### Görev
Satırların en başından başlayıp "Point [363, 213, 385, 227]" geçen satırda biten bölümü, iki uçtaki satır da dahil olmak üzere birebir çoğaltır mısın?

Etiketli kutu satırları
══════

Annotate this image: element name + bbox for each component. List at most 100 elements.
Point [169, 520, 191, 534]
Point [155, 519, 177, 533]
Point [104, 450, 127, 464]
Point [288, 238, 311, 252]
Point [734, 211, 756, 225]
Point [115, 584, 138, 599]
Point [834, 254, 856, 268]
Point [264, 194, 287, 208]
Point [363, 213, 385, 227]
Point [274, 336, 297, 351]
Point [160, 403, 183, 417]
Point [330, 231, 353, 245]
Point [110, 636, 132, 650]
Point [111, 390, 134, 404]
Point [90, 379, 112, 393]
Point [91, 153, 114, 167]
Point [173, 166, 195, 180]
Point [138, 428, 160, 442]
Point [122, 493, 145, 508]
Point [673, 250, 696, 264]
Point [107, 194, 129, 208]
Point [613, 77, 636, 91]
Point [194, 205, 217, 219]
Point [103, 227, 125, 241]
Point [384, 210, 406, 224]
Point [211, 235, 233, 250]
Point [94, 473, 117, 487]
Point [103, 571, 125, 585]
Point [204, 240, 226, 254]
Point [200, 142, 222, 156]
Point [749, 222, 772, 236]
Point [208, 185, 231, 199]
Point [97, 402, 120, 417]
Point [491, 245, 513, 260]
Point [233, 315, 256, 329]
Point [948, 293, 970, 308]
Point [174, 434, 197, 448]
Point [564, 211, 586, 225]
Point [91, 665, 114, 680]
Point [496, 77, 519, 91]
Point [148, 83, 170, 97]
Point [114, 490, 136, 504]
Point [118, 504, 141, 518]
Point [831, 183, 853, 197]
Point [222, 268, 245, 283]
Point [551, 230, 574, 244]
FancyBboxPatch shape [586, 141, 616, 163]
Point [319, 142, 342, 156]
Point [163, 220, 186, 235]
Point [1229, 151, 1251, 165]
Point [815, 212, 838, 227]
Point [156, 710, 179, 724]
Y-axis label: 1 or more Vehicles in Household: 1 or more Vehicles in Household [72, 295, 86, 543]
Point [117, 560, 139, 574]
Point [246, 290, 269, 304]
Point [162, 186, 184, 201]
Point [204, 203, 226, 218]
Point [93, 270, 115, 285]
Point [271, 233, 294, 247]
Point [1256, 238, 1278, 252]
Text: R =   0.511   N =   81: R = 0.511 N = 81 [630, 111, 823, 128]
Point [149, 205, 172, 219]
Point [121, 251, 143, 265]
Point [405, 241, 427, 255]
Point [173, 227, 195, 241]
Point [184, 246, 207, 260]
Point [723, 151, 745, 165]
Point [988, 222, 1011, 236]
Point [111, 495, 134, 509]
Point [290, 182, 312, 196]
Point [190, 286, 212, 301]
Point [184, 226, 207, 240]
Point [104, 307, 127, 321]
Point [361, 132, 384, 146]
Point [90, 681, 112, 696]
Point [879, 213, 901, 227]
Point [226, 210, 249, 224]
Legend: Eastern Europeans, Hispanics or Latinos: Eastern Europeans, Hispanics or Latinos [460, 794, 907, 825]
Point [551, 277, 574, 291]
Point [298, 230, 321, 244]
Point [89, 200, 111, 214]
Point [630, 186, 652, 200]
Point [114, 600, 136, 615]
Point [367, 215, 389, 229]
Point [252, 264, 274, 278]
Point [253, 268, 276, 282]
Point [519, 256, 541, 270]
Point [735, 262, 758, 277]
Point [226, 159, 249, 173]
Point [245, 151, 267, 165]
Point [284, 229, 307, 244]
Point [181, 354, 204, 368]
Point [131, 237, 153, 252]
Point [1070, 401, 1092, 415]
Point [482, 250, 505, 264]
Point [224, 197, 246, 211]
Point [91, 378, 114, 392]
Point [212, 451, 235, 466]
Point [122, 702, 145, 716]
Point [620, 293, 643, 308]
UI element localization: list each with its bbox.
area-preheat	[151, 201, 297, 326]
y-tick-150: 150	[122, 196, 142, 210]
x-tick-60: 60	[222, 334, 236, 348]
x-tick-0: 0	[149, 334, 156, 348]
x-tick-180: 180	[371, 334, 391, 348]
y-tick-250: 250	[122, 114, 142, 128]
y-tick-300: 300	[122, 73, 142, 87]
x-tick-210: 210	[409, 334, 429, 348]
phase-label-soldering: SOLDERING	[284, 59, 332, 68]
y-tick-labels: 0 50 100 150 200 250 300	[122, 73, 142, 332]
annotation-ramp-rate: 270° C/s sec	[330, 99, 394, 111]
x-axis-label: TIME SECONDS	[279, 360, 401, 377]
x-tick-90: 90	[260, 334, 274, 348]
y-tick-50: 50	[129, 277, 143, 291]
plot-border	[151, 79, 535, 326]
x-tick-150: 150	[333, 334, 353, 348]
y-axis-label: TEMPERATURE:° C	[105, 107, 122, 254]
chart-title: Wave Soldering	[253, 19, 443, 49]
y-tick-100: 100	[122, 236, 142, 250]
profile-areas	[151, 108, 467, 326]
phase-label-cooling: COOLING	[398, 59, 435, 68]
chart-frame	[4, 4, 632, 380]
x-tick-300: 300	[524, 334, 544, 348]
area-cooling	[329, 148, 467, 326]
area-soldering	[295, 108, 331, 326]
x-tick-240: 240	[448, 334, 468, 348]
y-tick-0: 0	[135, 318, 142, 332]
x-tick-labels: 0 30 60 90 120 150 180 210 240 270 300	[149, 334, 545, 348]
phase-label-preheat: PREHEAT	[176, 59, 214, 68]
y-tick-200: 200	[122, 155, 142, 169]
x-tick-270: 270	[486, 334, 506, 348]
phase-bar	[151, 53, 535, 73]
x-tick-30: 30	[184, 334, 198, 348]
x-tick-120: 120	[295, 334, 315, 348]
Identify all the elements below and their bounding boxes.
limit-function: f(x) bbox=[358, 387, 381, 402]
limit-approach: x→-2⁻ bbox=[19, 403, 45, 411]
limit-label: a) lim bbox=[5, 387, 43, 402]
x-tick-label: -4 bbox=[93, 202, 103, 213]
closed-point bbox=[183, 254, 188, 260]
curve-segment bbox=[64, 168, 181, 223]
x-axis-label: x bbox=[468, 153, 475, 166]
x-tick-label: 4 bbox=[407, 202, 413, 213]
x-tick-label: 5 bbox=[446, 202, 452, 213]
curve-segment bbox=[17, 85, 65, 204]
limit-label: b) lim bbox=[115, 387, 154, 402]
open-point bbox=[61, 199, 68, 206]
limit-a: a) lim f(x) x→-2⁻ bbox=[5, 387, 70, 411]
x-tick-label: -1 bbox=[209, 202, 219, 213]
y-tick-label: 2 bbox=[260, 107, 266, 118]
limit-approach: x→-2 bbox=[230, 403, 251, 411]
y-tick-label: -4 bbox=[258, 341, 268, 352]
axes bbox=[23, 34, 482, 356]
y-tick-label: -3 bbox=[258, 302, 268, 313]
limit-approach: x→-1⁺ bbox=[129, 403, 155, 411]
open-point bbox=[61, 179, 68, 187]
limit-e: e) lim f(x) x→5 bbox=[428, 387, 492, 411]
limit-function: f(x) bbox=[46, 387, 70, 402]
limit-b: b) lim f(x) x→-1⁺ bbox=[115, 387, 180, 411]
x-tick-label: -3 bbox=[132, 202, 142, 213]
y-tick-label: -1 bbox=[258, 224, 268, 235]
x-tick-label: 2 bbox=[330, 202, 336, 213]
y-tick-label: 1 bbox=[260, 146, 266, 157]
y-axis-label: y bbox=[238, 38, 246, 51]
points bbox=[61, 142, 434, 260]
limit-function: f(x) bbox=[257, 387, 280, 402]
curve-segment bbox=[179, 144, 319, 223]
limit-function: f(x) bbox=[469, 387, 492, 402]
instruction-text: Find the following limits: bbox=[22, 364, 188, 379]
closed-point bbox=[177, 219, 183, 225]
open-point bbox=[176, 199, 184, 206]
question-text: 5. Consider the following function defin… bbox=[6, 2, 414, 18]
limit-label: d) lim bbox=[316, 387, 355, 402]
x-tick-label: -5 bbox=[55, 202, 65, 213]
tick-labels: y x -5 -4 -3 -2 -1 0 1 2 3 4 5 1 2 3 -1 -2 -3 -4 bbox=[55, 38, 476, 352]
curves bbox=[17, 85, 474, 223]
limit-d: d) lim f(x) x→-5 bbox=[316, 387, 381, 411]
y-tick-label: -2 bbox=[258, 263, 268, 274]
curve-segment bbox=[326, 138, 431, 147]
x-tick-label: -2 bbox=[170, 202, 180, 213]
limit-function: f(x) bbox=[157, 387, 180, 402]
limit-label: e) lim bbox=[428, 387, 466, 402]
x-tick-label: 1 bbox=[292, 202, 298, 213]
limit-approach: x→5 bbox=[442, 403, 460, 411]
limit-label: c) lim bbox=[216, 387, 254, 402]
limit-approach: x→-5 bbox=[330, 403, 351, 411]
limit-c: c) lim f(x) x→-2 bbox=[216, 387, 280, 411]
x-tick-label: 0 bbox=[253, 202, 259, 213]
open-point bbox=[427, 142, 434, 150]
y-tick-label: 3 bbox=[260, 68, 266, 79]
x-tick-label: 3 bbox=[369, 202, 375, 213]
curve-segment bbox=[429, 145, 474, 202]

══════

### Yanıt
Annotate this image: element name + bbox for each component. List at most 100 elements.
Point [169, 520, 191, 534]
Point [155, 519, 177, 533]
Point [104, 450, 127, 464]
Point [288, 238, 311, 252]
Point [734, 211, 756, 225]
Point [115, 584, 138, 599]
Point [834, 254, 856, 268]
Point [264, 194, 287, 208]
Point [363, 213, 385, 227]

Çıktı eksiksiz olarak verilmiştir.